Data items:
>>>>>

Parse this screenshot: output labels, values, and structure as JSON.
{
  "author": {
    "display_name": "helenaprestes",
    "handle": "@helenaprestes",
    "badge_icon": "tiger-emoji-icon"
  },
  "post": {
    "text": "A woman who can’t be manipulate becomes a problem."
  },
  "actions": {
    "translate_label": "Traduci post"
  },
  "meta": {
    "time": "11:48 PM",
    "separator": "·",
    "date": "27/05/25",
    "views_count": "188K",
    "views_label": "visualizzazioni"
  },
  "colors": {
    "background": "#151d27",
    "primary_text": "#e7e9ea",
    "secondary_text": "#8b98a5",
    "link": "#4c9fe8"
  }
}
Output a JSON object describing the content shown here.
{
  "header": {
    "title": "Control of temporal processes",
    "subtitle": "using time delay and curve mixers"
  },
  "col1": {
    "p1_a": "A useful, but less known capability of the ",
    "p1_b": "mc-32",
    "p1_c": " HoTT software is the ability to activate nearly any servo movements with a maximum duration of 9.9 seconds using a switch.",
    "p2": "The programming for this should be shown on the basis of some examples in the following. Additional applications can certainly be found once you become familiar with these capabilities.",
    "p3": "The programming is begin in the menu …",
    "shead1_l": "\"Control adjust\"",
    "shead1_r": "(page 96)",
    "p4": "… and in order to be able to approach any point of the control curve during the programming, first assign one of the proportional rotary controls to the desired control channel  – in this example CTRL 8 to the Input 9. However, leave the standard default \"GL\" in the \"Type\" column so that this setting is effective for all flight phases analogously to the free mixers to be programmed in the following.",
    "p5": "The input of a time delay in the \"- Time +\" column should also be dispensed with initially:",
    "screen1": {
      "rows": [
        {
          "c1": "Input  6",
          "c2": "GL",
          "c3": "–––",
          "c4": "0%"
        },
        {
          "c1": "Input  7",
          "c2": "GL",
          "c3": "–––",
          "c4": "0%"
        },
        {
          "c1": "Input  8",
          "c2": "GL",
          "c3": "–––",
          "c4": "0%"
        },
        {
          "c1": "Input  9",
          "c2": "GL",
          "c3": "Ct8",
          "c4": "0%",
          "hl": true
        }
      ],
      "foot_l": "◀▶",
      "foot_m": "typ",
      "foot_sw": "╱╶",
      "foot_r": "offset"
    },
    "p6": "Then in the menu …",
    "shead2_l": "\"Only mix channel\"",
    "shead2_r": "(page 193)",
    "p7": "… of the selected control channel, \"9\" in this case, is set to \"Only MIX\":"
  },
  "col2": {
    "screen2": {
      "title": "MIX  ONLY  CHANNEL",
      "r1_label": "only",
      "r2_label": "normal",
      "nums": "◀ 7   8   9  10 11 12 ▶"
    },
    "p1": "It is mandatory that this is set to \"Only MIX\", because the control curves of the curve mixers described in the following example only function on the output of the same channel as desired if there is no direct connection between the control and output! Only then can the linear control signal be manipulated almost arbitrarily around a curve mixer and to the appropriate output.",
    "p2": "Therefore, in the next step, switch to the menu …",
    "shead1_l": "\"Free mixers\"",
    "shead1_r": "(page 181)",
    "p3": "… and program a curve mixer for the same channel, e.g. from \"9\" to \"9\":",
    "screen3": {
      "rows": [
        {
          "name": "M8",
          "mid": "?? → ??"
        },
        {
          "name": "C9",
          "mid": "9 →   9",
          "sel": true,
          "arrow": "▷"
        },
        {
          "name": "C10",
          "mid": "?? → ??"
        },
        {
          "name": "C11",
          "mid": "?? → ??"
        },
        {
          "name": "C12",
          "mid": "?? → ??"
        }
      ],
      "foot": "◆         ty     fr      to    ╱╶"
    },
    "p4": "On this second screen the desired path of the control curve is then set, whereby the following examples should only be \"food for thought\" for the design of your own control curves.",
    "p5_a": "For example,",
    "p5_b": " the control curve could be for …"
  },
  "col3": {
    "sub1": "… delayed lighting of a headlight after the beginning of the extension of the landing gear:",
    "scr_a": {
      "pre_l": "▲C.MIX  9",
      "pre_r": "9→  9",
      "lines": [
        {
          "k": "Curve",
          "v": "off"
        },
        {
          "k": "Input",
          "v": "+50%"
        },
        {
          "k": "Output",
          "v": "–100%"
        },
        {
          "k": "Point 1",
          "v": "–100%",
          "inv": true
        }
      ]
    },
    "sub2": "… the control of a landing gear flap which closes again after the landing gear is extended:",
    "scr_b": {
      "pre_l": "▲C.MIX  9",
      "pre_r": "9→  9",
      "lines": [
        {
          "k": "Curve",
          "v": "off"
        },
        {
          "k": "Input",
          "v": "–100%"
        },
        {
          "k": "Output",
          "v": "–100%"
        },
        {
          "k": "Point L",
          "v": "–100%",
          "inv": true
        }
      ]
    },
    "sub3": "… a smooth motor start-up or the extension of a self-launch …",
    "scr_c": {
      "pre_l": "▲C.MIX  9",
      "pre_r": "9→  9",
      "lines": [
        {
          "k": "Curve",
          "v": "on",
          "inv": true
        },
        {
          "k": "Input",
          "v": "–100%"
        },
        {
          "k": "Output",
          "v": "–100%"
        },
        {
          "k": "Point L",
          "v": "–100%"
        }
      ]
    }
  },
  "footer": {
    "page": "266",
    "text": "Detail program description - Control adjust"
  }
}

<<<<<

AIM:
Copy out each line above, character for character.

EXERCISE ANSWER:
Parse this screenshot: output labels, values, and structure as JSON.
{
  "author": {
    "display_name": "helenaprestes",
    "handle": "@helenaprestes",
    "badge_icon": "tiger-emoji-icon"
  },
  "post": {
    "text": "A woman who can’t be manipulate becomes a problem."
  },
  "actions": {
    "translate_label": "Traduci post"
  },
  "meta": {
    "time": "11:48 PM",
    "separator": "·",
    "date": "27/05/25",
    "views_count": "188K",
    "views_label": "visualizzazioni"
  },
  "colors": {
    "background": "#151d27",
    "primary_text": "#e7e9ea",
    "secondary_text": "#8b98a5",
    "link": "#4c9fe8"
  }
}
Output a JSON object describing the content shown here.
{
  "header": {
    "title": "Control of temporal processes",
    "subtitle": "using time delay and curve mixers"
  },
  "col1": {
    "p1_a": "A useful, but less known capability of the ",
    "p1_b": "mc-32",
    "p1_c": " HoTT software is the ability to activate nearly any servo movements with a maximum duration of 9.9 seconds using a switch.",
    "p2": "The programming for this should be shown on the basis of some examples in the following. Additional applications can certainly be found once you become familiar with these capabilities.",
    "p3": "The programming is begin in the menu …",
    "shead1_l": "\"Control adjust\"",
    "shead1_r": "(page 96)",
    "p4": "… and in order to be able to approach any point of the control curve during the programming, first assign one of the proportional rotary controls to the desired control channel  – in this example CTRL 8 to the Input 9. However, leave the standard default \"GL\" in the \"Type\" column so that this setting is effective for all flight phases analogously to the free mixers to be programmed in the following.",
    "p5": "The input of a time delay in the \"- Time +\" column should also be dispensed with initially:",
    "screen1": {
      "rows": [
        {
          "c1": "Input  6",
          "c2": "GL",
          "c3": "–––",
          "c4": "0%"
        },
        {
          "c1": "Input  7",
          "c2": "GL",
          "c3": "–––",
          "c4": "0%"
        },
        {
          "c1": "Input  8",
          "c2": "GL",
          "c3": "–––",
          "c4": "0%"
        },
        {
          "c1": "Input  9",
          "c2": "GL",
          "c3": "Ct8",
          "c4": "0%",
          "hl": true
        }
      ],
      "foot_l": "◀▶",
      "foot_m": "typ",
      "foot_sw": "╱╶",
      "foot_r": "offset"
    },
    "p6": "Then in the menu …",
    "shead2_l": "\"Only mix channel\"",
    "shead2_r": "(page 193)",
    "p7": "… of the selected control channel, \"9\" in this case, is set to \"Only MIX\":"
  },
  "col2": {
    "screen2": {
      "title": "MIX  ONLY  CHANNEL",
      "r1_label": "only",
      "r2_label": "normal",
      "nums": "◀ 7   8   9  10 11 12 ▶"
    },
    "p1": "It is mandatory that this is set to \"Only MIX\", because the control curves of the curve mixers described in the following example only function on the output of the same channel as desired if there is no direct connection between the control and output! Only then can the linear control signal be manipulated almost arbitrarily around a curve mixer and to the appropriate output.",
    "p2": "Therefore, in the next step, switch to the menu …",
    "shead1_l": "\"Free mixers\"",
    "shead1_r": "(page 181)",
    "p3": "… and program a curve mixer for the same channel, e.g. from \"9\" to \"9\":",
    "screen3": {
      "rows": [
        {
          "name": "M8",
          "mid": "?? → ??"
        },
        {
          "name": "C9",
          "mid": "9 →   9",
          "sel": true,
          "arrow": "▷"
        },
        {
          "name": "C10",
          "mid": "?? → ??"
        },
        {
          "name": "C11",
          "mid": "?? → ??"
        },
        {
          "name": "C12",
          "mid": "?? → ??"
        }
      ],
      "foot": "◆         ty     fr      to    ╱╶"
    },
    "p4": "On this second screen the desired path of the control curve is then set, whereby the following examples should only be \"food for thought\" for the design of your own control curves.",
    "p5_a": "For example,",
    "p5_b": " the control curve could be for …"
  },
  "col3": {
    "sub1": "… delayed lighting of a headlight after the beginning of the extension of the landing gear:",
    "scr_a": {
      "pre_l": "▲C.MIX  9",
      "pre_r": "9→  9",
      "lines": [
        {
          "k": "Curve",
          "v": "off"
        },
        {
          "k": "Input",
          "v": "+50%"
        },
        {
          "k": "Output",
          "v": "–100%"
        },
        {
          "k": "Point 1",
          "v": "–100%",
          "inv": true
        }
      ]
    },
    "sub2": "… the control of a landing gear flap which closes again after the landing gear is extended:",
    "scr_b": {
      "pre_l": "▲C.MIX  9",
      "pre_r": "9→  9",
      "lines": [
        {
          "k": "Curve",
          "v": "off"
        },
        {
          "k": "Input",
          "v": "–100%"
        },
        {
          "k": "Output",
          "v": "–100%"
        },
        {
          "k": "Point L",
          "v": "–100%",
          "inv": true
        }
      ]
    },
    "sub3": "… a smooth motor start-up or the extension of a self-launch …",
    "scr_c": {
      "pre_l": "▲C.MIX  9",
      "pre_r": "9→  9",
      "lines": [
        {
          "k": "Curve",
          "v": "on",
          "inv": true
        },
        {
          "k": "Input",
          "v": "–100%"
        },
        {
          "k": "Output",
          "v": "–100%"
        },
        {
          "k": "Point L",
          "v": "–100%"
        }
      ]
    }
  },
  "footer": {
    "page": "266",
    "text": "Detail program description - Control adjust"
  }
}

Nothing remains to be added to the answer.